EXTRACT PROVIDED:
- - -

The depth sensor 132 can include a time-of-flight (ToF) sensor, e.g., mounted on a housing of the device 100, for example on a back of the housing (opposite the display 128, which is visible in FIG. 1) and having an optical axis that is substantially perpendicular to the display 128. A ToF sensor can include, for example, a emitter (e.g., a laser emitter) configured to illuminate a scene, and an image sensor configured to capture light from the emitter as reflected by the scene. The ToF sensor can further include a controller configured to determine a depth measurement for each captured reflection, according to the time difference between illumination pulses and reflections. Each depth measurement indicates a distance between the depth sensor 132 itself and the point in space where the reflection originated. Each depth measurement represents a point in a resulting point cloud. The depth sensor 132 and/or the processor 116 can be configured to convert the depth measurements into points in a three-dimensional coordinate system 140. Although the coordinate system 140 is shown with an origin on the support surface 108, a wide variety of other coordinate systems can also be used, e.g., with an origin at the depth sensor 132.

As will be apparent to those skilled in the art, the depth sensor 132 can also be configured to generate 2D images, e.g., by capturing both the reflections from emitted light and ambient light, and generating a two-dimensional array of pixels containing intensity values. For illustrative purposes, however, 2D images processed in the discussion below are captured by the camera 136, e.g., simultaneously with the capture of point clouds by the depth sensor 132. The camera 136 may, in some examples, produce a 2D image with a greater resolution than the depth sensor 132 (e.g., with a greater number of pixels representing a given portion of the scene). The points of the point cloud can be mapped to corresponding pixels of the 2D image according to a transform defined by calibration data for the sensors 132 and 136 (e.g., sensor extrinsic and intrinsic matrices).

The memory 120 stores computer readable instructions for execution by the processor 116. In particular, the memory 120 stores a dimensioning application 144 which, when executed by the processor 116, configures the processor 116 to process one or more point clouds (e.g., one or more successive frames of depth measurements, converted to point clouds representing the target object 104 and surroundings at successive points in time) to detect the target object 104 and determine dimensions (e.g., the width, depth, and height shown in FIG. 1) and/or other attributes of the target object 104, such as an object type or class, an object location, or the like. For example, the dimensioning process implemented by the application 144 can include identifying a first surface of the object 104, such as an upper surface 148, as well as the support surface 108, in the point cloud. The height H of the target object 104 can be determined as the distance between the upper surface 148 and the support surface 108 (e.g., the perpendicular distance between the surfaces 148 and 108). The width W and the depth D can be determined as the dimensions of the upper surface 148.

- - -

TASK SET:
A - Reproduce the passage of the depth sensor text from "As will be apparent" to "and intrinsic matrices).", copying every word unchanged.
B - Resume the depth sensor text from the point at which it stops, carrying it on in the same style.

- - -

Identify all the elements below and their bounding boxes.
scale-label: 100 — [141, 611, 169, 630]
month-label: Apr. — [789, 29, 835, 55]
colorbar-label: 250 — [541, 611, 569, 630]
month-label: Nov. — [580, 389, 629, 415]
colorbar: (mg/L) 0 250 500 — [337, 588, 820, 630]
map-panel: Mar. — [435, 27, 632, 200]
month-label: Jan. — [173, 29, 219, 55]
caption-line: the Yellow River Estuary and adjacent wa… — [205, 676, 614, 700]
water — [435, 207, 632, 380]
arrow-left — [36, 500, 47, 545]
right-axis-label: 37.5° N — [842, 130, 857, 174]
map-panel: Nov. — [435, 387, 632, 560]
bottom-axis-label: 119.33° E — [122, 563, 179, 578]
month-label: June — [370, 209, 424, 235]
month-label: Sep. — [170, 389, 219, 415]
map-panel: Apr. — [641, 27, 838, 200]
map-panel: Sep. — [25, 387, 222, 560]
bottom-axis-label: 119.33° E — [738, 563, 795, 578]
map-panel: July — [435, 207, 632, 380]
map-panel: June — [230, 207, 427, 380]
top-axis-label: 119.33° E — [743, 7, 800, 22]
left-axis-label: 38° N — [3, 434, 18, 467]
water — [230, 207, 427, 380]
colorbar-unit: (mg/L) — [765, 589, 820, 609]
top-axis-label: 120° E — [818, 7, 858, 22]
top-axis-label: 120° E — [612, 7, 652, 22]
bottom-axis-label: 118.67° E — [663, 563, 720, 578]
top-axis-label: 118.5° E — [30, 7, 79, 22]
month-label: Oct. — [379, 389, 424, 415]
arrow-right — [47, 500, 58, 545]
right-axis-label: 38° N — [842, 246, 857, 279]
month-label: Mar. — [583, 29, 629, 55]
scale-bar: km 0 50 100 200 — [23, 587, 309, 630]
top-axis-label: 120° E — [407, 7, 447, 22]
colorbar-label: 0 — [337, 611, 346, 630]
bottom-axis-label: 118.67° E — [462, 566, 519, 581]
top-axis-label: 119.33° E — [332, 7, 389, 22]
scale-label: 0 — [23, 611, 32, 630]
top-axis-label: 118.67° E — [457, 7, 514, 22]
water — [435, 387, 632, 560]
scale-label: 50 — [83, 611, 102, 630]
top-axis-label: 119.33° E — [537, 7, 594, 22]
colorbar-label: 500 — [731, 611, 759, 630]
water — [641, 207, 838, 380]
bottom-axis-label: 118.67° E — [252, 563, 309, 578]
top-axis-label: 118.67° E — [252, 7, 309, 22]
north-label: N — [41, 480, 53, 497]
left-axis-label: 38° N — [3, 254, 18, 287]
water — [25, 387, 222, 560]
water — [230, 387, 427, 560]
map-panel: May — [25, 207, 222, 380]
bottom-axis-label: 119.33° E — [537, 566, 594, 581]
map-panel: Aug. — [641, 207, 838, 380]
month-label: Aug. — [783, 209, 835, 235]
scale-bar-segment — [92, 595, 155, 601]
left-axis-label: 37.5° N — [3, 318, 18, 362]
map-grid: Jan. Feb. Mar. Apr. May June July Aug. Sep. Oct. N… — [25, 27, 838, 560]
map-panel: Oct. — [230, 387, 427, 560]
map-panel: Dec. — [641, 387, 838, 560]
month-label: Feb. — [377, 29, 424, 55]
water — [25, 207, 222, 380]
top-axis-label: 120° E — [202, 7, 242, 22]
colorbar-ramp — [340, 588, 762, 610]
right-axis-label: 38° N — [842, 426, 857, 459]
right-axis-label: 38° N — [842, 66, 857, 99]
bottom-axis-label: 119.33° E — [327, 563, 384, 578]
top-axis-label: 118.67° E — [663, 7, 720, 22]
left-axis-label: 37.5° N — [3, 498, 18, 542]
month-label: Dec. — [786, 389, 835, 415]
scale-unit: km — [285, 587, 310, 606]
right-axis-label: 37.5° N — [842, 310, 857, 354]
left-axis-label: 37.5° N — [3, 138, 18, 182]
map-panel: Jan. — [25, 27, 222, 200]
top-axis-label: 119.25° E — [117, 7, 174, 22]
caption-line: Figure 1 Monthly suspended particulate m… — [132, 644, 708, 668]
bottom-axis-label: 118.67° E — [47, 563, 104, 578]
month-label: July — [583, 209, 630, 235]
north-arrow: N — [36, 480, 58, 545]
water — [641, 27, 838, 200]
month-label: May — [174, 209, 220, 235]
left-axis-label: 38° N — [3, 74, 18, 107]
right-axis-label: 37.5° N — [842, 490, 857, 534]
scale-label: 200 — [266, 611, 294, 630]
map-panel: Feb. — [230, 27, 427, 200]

- - -

PER-TASK OUTPUTS:
A -
As will be apparent to those skilled in the art, the depth sensor 132 can also be configured to generate 2D images, e.g., by capturing both the reflections from emitted light and ambient light, and generating a two-dimensional array of pixels containing intensity values. For illustrative purposes, however, 2D images processed in the discussion below are captured by the camera 136, e.g., simultaneously with the capture of point clouds by the depth sensor 132. The camera 136 may, in some examples, produce a 2D image with a greater resolution than the depth sensor 132 (e.g., with a greater number of pixels representing a given portion of the scene). The points of the point cloud can be mapped to corresponding pixels of the 2D image according to a transform defined by calibration data for the sensors 132 and 136 (e.g., sensor extrinsic and intrinsic matrices).

B -
Under some conditions, the point cloud captured by the depth sensor 132 can contain artifacts that impede the determination of accurate dimensions of the target object 104. For example, multipath artifacts can cause certain portions of the target object 104 to appear further from the sensor than those portions are in reality, which can lead to a point cloud containing a distorted representation of the target object 104.

An example multipath scenario is illustrated in FIG. 1, in which light emitted by the sensor 132 (shown in longer dashes) reflects from a point 150 on the upper surface 148 back towards the sensor 132, as well as from the point 150 towards a point 152 on the wall 112. At least a portion of the light reflected from the point 150 and impacting the point 152 may reflect (reflections are shown with shorter dashes) toward the sensor 132, such that the reflections received at the sensor 132 corresponding to the point 150 include both a reflection directly from the point 150, and a multipath reflection from the point 152. The reflections detected by the sensor 132 corresponding to the point 150 may therefore inflate the perceived distance from the sensor 132 to the point 150. Certain surfaces of the target object 104 may therefore appear curved or otherwise distorted in the point cloud.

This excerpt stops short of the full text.